→ **Stored rows**
════════

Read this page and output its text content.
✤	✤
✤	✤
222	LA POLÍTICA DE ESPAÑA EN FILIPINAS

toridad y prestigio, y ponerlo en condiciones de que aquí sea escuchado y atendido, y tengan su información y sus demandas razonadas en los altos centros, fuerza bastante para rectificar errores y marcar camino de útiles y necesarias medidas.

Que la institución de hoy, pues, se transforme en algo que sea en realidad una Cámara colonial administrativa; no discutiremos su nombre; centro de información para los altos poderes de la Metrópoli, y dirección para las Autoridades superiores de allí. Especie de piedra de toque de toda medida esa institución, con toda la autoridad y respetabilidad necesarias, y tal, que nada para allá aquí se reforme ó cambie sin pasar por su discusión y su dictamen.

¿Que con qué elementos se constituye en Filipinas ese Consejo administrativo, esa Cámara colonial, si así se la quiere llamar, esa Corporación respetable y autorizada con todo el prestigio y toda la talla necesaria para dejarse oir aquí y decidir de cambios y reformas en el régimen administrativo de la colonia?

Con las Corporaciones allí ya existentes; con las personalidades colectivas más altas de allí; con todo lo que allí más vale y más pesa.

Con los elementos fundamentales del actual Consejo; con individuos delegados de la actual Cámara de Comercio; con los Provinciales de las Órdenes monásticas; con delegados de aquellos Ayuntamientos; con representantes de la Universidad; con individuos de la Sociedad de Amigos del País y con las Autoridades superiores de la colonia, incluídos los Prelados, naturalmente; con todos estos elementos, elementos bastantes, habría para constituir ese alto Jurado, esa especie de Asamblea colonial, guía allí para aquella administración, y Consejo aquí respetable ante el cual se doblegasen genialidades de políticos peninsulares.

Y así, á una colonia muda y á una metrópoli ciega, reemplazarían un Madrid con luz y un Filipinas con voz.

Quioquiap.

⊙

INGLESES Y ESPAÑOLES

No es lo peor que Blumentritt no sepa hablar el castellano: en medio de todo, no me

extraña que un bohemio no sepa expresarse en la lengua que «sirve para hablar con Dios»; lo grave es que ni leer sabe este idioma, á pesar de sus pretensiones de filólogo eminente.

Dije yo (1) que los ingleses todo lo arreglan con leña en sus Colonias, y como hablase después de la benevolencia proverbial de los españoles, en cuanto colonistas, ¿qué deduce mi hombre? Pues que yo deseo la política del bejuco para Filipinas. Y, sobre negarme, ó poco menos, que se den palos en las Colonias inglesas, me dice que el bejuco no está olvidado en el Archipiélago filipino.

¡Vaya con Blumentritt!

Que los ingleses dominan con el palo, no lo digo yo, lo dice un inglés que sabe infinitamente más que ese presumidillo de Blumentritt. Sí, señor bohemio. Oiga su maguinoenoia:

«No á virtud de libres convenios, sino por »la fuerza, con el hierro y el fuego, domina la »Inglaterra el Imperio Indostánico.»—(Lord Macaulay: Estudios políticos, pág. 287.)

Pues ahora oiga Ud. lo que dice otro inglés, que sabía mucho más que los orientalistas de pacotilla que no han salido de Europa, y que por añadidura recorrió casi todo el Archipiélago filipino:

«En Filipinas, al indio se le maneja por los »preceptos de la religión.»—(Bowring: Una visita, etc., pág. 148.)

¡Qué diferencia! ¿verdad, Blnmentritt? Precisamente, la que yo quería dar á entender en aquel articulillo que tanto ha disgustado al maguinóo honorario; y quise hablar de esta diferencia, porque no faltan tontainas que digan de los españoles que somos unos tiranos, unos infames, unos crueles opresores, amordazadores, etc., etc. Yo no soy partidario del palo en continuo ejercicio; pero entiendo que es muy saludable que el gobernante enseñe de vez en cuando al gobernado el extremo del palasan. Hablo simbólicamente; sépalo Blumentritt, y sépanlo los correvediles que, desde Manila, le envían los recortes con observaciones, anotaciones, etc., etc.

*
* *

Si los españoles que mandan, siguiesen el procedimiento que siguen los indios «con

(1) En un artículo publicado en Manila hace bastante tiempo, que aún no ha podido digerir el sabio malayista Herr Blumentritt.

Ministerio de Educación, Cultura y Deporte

════════

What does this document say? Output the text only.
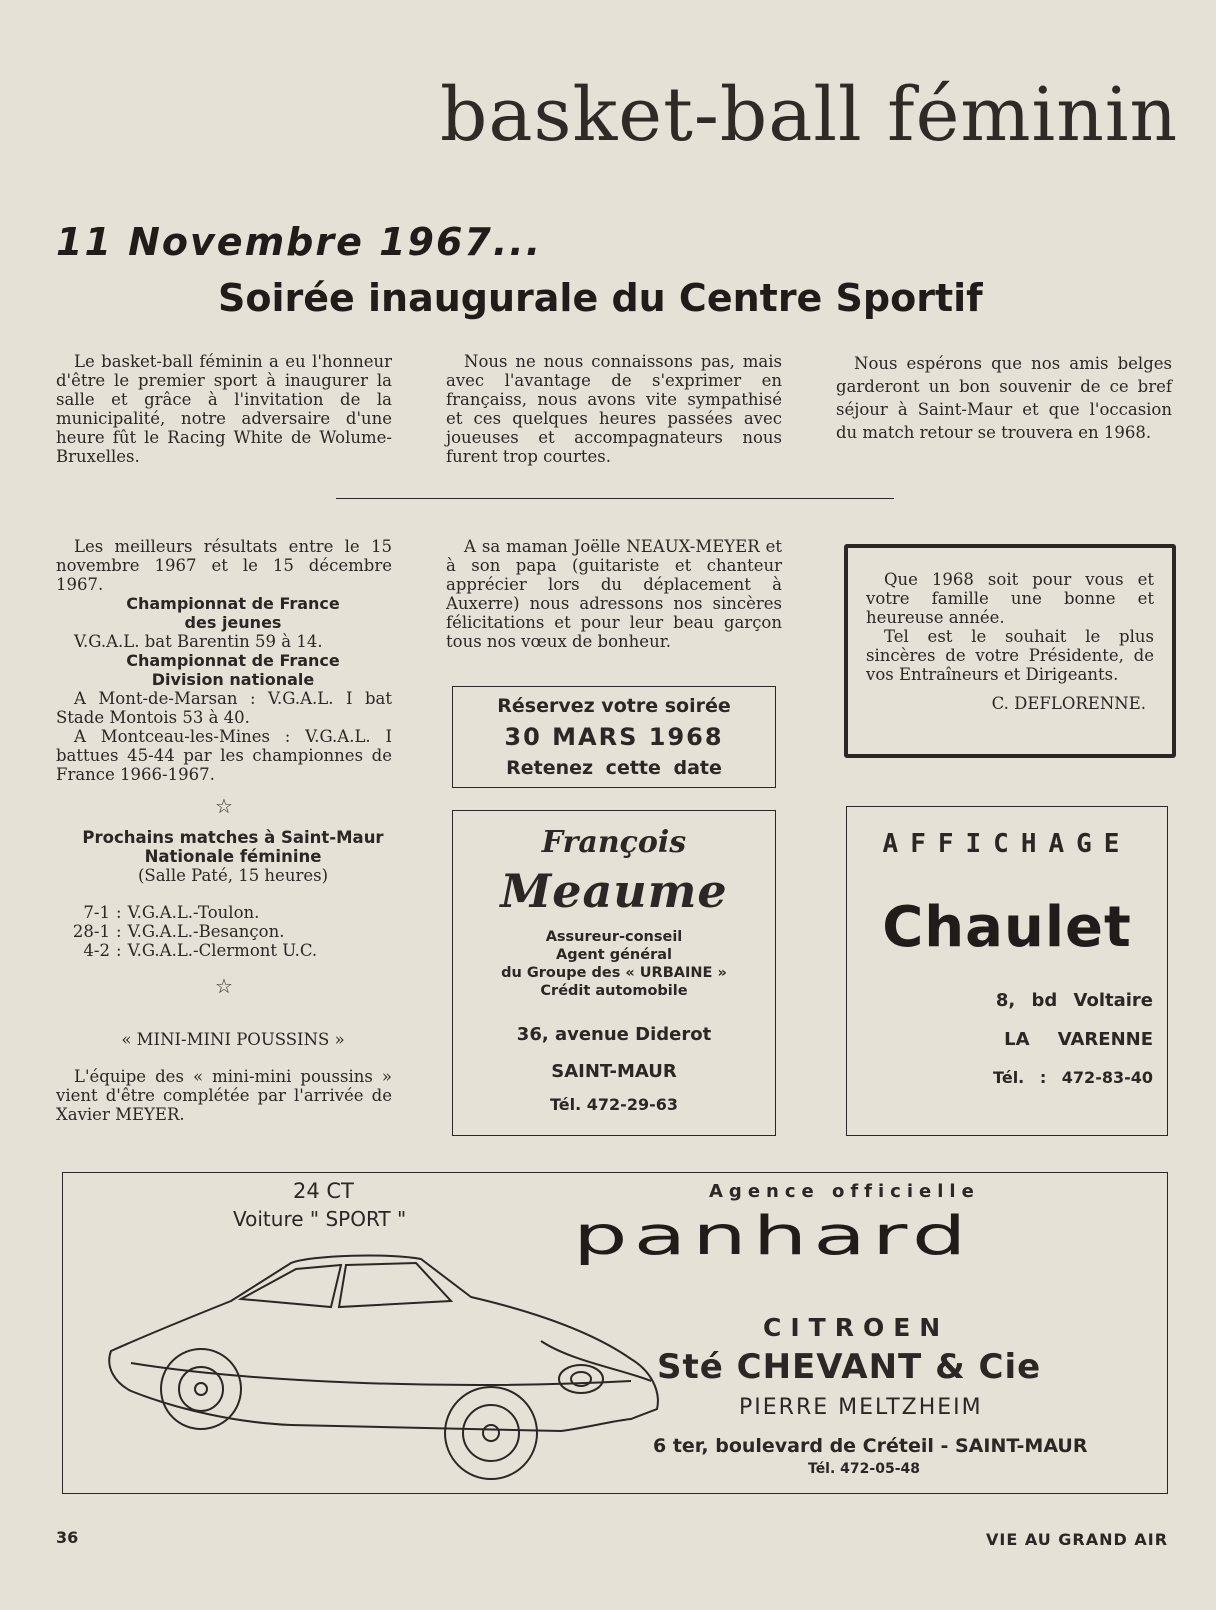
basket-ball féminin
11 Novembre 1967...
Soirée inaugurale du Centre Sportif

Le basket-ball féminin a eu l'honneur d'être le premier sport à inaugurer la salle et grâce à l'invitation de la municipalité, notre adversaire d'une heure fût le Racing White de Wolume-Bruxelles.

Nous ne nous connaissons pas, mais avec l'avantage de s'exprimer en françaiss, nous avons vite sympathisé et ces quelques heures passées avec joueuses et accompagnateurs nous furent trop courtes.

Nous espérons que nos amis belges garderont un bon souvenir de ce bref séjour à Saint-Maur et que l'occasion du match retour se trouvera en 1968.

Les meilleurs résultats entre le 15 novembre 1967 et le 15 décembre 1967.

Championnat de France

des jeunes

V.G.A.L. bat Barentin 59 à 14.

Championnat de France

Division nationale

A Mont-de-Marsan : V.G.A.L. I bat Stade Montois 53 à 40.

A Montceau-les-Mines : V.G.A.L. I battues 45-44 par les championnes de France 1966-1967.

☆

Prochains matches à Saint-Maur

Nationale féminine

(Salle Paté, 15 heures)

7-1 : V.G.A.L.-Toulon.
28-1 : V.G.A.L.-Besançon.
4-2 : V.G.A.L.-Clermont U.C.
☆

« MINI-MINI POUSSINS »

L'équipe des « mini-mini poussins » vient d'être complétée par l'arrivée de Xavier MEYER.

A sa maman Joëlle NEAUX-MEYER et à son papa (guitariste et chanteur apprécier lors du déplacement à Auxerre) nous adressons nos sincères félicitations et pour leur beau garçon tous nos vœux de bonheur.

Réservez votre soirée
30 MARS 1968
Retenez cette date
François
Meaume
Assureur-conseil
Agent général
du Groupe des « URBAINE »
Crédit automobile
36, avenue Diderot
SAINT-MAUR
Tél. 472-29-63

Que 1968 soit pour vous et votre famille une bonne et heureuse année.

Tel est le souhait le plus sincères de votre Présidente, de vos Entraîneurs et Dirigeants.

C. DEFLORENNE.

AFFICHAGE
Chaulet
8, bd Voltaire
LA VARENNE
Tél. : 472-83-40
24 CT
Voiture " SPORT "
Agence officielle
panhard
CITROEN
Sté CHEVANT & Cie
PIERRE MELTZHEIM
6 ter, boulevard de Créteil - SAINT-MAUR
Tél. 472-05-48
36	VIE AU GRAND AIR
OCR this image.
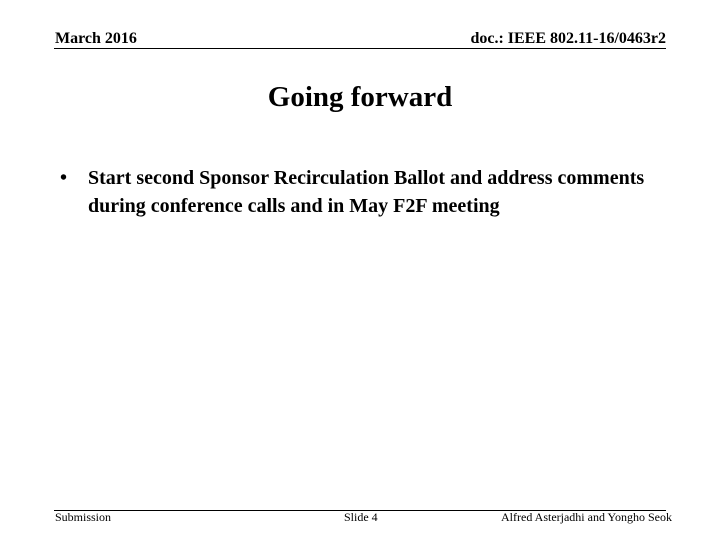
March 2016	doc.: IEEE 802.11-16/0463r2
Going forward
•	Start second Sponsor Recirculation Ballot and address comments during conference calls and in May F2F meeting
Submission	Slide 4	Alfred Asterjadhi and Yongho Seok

════════

Report all lines of the data above that include the string "basket".

basket-ball féminin
Le basket-ball féminin a eu l'honneur d'être le premier sport à inaugurer la salle et grâce à l'invitation de la municipalité, notre adversaire d'une heure fût le Racing White de Wolume-Bruxelles.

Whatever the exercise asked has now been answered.